> **Exercise goal**: Gather, from the data below, each line in which the word "Patrick" occurs.

--- start of Records provided ---

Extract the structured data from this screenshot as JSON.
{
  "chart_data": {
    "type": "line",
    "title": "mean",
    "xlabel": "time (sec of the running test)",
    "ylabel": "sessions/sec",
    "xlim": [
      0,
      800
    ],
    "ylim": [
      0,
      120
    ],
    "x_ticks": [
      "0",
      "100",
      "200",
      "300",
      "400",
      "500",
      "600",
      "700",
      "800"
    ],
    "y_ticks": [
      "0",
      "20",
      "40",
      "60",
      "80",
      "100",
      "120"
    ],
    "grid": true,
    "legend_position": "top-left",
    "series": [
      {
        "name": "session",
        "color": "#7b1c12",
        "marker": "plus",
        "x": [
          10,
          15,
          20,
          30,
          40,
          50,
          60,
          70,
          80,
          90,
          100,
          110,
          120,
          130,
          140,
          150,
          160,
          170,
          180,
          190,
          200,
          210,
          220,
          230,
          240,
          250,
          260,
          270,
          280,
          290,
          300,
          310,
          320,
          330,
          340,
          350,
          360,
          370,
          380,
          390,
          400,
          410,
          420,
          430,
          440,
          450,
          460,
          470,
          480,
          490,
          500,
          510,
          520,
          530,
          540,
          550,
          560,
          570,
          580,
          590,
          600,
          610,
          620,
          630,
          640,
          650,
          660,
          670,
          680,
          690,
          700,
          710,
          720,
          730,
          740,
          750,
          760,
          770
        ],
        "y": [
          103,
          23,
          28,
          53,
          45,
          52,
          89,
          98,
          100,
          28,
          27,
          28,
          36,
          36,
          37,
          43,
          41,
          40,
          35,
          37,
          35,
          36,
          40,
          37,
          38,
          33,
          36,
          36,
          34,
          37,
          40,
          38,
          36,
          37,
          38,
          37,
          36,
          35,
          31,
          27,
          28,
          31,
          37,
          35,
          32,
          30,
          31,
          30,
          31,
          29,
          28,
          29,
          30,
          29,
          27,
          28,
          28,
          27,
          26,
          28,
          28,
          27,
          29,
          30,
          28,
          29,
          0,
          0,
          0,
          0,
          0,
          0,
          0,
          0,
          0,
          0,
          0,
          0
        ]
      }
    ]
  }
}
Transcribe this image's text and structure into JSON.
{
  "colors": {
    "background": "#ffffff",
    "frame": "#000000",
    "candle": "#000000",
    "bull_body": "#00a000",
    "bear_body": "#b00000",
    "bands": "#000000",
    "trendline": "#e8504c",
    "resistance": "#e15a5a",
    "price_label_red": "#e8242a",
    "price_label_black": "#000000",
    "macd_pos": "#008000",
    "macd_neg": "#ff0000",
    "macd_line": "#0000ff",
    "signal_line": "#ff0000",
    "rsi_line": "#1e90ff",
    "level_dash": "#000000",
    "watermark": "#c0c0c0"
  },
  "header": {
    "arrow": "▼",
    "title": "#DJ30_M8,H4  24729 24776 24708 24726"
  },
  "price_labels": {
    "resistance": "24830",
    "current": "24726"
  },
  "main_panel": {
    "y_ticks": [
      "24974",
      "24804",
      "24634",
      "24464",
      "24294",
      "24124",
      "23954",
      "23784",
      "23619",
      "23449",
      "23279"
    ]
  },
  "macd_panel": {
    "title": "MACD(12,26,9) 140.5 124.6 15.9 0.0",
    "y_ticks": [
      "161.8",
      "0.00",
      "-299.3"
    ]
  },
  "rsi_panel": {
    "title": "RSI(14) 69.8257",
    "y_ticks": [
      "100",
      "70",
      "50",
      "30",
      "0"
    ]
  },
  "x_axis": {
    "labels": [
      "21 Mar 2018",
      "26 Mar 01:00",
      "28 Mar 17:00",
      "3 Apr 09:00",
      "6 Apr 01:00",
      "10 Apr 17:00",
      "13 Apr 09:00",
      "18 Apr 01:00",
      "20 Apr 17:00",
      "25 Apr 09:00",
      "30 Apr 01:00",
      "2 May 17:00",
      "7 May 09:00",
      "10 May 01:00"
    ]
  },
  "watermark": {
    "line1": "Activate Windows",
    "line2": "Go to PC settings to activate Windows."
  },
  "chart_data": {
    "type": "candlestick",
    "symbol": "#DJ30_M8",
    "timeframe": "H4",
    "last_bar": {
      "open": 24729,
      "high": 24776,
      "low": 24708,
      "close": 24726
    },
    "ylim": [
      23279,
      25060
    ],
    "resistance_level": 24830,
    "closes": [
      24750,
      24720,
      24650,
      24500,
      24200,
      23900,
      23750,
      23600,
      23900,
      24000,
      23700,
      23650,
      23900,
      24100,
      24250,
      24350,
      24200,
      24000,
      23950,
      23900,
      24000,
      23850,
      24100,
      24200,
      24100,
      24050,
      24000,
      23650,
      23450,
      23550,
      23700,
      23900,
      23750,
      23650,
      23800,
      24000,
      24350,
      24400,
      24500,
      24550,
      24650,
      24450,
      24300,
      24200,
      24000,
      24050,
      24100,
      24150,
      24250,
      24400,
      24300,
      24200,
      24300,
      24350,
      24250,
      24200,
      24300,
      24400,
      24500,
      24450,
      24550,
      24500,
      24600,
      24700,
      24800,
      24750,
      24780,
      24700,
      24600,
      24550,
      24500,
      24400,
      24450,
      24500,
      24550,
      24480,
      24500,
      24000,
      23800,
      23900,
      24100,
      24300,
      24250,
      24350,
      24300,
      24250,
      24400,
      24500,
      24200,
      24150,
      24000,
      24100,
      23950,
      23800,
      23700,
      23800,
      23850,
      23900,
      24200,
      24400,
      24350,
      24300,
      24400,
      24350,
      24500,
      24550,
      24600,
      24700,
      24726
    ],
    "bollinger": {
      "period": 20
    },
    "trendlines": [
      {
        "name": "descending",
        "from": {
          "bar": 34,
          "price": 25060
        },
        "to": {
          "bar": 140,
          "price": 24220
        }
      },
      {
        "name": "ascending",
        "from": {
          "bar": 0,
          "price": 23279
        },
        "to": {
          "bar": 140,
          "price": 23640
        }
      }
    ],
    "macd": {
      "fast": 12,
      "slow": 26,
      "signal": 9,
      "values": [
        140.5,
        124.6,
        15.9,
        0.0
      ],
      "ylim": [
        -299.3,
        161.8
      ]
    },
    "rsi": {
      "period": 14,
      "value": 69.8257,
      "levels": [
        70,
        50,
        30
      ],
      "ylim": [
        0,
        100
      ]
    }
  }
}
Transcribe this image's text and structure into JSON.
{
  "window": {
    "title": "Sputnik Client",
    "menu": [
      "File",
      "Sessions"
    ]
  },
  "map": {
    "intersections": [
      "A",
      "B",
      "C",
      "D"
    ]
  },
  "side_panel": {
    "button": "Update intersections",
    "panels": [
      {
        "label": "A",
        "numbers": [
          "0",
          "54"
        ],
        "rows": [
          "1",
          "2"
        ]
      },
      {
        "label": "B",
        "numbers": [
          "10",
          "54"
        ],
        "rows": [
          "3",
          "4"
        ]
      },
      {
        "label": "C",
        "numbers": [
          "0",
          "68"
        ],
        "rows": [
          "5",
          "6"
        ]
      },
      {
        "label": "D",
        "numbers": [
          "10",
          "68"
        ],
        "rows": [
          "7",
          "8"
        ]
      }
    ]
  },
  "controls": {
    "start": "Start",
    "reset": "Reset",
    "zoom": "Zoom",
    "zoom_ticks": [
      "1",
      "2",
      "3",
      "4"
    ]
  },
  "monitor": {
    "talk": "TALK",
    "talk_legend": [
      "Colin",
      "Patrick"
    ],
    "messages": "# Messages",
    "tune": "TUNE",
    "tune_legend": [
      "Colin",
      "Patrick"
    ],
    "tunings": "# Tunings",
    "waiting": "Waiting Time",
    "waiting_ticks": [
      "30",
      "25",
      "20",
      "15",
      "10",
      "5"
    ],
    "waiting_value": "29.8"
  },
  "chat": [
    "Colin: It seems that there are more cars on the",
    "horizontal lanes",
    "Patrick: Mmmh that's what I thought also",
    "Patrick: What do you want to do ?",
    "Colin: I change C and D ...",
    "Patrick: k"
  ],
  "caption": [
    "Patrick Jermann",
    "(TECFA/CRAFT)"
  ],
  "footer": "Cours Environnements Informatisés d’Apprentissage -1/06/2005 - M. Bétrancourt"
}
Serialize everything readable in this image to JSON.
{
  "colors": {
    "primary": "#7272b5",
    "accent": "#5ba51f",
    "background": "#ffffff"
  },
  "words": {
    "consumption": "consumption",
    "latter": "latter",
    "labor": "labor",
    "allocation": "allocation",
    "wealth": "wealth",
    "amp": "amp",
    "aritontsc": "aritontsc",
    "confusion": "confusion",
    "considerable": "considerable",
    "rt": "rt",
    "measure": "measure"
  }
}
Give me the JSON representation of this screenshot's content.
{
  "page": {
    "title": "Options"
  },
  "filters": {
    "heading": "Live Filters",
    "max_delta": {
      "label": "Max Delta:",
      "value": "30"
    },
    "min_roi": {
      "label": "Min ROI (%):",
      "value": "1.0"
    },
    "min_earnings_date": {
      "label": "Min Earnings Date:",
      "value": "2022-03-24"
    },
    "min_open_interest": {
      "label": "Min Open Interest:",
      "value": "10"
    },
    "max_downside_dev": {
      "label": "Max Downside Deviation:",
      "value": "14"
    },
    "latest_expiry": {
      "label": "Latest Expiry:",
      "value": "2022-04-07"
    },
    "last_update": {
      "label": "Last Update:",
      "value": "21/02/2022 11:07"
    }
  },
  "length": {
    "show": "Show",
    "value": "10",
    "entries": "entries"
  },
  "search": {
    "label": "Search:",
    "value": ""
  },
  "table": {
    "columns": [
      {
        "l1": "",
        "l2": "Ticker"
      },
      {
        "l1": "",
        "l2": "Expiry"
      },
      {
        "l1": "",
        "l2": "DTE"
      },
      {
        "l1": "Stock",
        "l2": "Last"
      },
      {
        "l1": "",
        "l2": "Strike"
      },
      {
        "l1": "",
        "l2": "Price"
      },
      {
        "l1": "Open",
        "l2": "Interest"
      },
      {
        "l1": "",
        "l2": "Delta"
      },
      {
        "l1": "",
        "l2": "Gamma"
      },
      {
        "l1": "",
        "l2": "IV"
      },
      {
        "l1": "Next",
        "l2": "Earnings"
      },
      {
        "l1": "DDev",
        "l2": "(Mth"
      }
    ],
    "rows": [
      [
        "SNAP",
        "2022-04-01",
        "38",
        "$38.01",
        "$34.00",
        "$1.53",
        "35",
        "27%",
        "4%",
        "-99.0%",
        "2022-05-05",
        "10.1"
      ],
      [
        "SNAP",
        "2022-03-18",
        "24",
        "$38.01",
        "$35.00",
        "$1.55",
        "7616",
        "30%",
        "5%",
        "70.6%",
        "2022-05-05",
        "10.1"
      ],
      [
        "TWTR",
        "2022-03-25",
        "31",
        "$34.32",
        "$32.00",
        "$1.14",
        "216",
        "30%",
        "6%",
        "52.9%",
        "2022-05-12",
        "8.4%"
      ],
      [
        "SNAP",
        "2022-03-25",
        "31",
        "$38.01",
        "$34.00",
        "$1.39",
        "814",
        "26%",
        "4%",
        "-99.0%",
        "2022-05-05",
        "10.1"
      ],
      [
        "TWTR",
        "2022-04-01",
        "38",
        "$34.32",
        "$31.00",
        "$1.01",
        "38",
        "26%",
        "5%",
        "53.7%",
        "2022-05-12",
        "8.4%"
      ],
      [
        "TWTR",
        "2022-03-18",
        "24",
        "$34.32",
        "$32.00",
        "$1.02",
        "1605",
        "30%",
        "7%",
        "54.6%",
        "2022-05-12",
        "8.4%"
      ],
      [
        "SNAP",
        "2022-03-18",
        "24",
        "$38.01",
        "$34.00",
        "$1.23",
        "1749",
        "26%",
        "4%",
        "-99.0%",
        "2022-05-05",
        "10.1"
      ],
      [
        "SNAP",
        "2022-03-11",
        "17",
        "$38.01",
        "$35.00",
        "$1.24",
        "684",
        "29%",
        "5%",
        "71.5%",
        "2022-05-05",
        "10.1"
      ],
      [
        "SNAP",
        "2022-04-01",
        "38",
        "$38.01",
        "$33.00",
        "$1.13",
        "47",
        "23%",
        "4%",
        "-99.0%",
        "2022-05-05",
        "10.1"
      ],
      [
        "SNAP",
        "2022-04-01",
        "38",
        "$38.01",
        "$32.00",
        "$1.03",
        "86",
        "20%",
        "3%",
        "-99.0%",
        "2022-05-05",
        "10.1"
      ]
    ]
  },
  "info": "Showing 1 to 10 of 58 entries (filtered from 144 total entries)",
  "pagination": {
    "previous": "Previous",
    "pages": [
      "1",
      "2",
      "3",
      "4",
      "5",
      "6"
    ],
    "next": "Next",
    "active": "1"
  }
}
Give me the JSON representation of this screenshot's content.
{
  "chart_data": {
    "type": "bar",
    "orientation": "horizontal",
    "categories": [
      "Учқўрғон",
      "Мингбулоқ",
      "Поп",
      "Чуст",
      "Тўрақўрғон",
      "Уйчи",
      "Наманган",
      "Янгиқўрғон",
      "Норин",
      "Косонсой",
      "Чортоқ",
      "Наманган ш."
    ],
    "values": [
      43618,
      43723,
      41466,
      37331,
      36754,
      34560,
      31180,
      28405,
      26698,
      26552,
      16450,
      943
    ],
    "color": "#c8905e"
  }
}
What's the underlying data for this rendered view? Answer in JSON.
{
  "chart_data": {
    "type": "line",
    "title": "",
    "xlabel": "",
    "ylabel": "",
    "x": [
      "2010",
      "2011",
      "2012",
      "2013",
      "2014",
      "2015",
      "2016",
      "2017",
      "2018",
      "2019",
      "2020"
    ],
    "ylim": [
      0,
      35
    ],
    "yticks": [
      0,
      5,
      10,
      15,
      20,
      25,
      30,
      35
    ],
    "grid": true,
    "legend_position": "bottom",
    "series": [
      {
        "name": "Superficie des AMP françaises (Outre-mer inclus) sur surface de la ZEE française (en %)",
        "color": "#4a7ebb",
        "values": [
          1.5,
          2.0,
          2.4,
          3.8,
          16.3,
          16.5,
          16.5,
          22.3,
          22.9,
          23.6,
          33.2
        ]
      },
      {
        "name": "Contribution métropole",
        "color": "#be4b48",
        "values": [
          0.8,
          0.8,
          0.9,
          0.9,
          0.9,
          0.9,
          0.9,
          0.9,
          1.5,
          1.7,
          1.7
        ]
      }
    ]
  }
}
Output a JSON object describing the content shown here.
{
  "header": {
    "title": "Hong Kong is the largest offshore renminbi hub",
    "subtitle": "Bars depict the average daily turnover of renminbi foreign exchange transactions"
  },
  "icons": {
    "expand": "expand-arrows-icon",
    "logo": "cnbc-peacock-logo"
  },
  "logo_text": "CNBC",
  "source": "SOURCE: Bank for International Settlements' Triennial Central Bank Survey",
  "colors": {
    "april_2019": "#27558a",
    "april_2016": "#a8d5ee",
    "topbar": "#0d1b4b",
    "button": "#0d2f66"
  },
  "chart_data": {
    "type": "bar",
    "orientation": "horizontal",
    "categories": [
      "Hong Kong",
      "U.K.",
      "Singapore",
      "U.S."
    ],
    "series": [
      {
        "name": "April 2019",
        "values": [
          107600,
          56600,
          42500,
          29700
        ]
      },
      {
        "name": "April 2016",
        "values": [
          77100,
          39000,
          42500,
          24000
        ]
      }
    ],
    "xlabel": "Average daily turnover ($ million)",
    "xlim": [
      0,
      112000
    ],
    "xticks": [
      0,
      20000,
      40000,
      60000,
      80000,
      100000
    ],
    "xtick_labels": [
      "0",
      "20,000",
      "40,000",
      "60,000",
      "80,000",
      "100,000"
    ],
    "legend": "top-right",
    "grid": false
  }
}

--- end of Records provided ---

> **Exercise solution**:
      "Patrick"
      "Patrick"
    "Patrick: Mmmh that's what I thought also",
    "Patrick: What do you want to do ?",
    "Patrick: k"
    "Patrick Jermann",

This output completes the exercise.